Direction: Gather every line in the records below that contains the word "трансферты".

-----

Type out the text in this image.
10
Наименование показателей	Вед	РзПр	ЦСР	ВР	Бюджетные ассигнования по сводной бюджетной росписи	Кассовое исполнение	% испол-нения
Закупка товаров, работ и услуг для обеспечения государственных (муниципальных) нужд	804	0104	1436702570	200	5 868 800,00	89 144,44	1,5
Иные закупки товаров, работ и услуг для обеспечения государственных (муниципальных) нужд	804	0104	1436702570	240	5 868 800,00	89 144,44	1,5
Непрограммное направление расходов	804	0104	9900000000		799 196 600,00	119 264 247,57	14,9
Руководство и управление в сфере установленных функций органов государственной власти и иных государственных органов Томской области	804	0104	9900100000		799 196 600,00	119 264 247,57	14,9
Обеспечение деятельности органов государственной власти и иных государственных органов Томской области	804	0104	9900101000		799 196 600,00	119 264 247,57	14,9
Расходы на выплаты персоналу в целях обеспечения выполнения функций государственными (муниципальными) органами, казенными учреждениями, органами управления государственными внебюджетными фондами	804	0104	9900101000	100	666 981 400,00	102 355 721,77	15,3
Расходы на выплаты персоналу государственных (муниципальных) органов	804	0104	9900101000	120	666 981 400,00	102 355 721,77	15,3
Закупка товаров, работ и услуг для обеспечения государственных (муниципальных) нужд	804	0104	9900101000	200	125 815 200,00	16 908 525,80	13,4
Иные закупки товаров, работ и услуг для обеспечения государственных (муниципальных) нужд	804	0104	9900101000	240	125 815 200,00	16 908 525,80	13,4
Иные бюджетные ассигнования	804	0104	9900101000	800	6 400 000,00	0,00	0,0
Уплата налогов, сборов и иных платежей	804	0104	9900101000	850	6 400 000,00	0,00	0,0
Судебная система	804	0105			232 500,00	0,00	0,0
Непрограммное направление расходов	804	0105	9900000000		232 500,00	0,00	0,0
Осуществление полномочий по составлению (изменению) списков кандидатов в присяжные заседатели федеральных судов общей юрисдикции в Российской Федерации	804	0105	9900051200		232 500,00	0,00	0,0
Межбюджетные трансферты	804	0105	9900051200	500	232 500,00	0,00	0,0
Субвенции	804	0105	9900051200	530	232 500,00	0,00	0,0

-----

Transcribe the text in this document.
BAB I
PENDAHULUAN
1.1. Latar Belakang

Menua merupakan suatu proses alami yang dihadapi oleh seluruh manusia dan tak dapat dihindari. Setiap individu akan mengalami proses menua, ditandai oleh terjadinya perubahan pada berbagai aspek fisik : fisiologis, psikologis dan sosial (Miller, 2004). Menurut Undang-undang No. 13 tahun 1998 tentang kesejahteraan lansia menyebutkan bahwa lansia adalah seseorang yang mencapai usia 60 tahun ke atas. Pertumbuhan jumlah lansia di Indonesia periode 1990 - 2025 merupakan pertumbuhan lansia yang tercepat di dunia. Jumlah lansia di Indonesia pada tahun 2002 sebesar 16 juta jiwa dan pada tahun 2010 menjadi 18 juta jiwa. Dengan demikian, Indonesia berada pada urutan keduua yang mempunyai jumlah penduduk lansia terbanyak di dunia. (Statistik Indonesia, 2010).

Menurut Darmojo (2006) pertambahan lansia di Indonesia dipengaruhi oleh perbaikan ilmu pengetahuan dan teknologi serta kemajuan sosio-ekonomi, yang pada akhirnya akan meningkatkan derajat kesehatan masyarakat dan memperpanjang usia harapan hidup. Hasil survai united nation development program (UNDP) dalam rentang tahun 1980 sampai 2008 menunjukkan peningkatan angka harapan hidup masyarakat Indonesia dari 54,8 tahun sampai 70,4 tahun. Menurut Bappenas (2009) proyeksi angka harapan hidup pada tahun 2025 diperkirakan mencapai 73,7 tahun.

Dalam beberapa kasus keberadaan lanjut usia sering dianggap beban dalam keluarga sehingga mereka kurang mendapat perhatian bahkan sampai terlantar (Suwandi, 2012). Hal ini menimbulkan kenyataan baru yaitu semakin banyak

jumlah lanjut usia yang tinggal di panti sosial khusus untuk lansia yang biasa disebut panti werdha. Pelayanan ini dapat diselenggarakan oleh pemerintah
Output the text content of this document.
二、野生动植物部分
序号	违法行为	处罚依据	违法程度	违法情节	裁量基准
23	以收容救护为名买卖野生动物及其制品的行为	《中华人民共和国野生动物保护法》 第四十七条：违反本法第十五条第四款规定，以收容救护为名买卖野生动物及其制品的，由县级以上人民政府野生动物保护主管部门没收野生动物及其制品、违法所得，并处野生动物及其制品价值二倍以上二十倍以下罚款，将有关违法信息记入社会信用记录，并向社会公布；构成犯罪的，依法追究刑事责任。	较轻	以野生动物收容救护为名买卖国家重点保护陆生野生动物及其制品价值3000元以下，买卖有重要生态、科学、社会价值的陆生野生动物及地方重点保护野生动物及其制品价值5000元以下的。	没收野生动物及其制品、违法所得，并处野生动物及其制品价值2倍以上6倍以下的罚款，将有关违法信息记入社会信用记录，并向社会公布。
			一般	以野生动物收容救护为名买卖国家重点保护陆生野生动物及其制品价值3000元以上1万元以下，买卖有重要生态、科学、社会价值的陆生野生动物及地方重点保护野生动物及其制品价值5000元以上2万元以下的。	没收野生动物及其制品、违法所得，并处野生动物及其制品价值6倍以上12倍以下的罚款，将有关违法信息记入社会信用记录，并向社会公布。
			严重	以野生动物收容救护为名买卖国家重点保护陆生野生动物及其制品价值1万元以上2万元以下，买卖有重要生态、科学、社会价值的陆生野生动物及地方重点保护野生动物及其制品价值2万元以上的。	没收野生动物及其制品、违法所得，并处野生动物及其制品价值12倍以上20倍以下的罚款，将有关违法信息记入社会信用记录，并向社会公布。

-----

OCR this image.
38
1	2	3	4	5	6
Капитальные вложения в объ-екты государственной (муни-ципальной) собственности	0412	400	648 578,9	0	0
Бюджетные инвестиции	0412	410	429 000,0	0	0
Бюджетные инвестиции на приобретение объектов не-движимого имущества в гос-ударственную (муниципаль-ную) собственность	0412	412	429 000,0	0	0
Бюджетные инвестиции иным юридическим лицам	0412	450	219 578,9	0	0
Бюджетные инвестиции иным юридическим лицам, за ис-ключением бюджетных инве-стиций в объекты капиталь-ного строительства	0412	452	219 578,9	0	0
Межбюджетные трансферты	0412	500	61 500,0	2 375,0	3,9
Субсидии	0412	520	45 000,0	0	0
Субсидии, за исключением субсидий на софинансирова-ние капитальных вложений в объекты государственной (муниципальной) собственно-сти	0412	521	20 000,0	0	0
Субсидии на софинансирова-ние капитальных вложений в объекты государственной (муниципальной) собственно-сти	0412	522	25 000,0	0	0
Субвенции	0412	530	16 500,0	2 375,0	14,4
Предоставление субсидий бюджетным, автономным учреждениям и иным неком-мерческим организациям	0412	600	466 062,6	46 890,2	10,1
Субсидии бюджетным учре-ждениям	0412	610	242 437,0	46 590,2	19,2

-----

Answer for the task:
Межбюджетные трансферты	804	0105	9900051200	500	232 500,00	0,00	0,0
Межбюджетные трансферты	0412	500	61 500,0	2 375,0	3,9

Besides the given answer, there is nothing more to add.